### [Task]
Filter these entries, keeping only lines that hold the word "name".

### [Available records]
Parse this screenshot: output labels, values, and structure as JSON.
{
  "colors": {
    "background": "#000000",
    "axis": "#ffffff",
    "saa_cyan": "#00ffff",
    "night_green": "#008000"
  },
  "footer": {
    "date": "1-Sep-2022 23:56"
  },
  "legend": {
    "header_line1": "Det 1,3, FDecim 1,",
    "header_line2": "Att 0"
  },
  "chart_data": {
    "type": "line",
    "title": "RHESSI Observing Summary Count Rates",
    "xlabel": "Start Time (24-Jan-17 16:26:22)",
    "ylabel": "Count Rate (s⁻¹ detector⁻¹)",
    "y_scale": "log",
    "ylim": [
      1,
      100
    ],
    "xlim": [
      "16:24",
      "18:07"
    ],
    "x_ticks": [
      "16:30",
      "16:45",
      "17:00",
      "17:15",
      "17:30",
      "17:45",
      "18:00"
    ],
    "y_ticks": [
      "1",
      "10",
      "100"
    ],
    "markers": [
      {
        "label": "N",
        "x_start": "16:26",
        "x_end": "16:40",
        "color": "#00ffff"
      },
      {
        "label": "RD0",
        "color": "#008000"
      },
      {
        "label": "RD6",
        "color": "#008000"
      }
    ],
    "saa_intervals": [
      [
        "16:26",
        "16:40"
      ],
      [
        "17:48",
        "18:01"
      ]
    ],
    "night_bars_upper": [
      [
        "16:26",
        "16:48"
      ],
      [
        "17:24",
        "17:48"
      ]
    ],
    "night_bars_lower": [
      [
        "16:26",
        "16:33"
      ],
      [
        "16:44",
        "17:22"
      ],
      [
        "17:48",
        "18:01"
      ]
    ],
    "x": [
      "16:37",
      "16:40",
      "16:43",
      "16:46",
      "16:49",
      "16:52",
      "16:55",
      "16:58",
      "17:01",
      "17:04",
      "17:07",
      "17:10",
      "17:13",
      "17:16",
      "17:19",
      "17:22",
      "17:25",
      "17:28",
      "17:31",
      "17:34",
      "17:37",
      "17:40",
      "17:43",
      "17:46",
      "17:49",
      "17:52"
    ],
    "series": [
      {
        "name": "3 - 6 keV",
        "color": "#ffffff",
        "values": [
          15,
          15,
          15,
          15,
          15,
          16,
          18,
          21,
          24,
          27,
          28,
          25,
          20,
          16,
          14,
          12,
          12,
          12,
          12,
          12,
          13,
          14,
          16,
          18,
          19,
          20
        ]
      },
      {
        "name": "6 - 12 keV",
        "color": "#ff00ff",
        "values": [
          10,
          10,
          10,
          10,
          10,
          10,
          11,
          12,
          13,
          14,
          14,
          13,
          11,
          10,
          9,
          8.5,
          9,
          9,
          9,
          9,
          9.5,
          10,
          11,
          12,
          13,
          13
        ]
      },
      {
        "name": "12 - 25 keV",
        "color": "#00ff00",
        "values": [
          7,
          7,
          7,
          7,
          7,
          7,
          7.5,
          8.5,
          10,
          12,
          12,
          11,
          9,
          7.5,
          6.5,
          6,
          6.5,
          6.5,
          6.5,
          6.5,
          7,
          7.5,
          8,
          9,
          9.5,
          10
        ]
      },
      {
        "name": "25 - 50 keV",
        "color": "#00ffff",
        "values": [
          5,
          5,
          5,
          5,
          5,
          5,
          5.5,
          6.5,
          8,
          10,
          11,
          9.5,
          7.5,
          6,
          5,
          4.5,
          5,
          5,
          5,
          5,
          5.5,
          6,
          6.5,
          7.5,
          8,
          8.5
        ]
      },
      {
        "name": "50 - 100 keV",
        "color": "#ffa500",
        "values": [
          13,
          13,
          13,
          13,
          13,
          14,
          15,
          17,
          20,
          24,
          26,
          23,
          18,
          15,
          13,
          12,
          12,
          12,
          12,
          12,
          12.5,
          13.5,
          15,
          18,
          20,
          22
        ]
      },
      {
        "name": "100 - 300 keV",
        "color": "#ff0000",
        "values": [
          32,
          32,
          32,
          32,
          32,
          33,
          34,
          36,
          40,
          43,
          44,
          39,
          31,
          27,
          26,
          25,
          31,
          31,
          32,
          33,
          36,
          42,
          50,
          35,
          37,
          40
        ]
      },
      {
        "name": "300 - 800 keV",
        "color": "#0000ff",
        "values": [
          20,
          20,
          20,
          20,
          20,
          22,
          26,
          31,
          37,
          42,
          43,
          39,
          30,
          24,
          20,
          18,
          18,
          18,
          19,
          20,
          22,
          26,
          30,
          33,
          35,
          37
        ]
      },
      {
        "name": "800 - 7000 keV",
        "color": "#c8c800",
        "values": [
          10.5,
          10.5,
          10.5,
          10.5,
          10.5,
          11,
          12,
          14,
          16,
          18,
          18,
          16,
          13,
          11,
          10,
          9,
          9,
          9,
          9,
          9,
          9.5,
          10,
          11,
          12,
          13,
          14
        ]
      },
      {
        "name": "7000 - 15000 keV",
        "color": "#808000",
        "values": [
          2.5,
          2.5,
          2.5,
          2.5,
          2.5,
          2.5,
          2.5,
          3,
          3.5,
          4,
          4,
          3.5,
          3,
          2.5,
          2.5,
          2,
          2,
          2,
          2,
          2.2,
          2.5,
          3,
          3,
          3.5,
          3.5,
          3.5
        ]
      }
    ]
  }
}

### [Result]
        "name": "3 - 6 keV",
        "name": "6 - 12 keV",
        "name": "12 - 25 keV",
        "name": "25 - 50 keV",
        "name": "50 - 100 keV",
        "name": "100 - 300 keV",
        "name": "300 - 800 keV",
        "name": "800 - 7000 keV",
        "name": "7000 - 15000 keV",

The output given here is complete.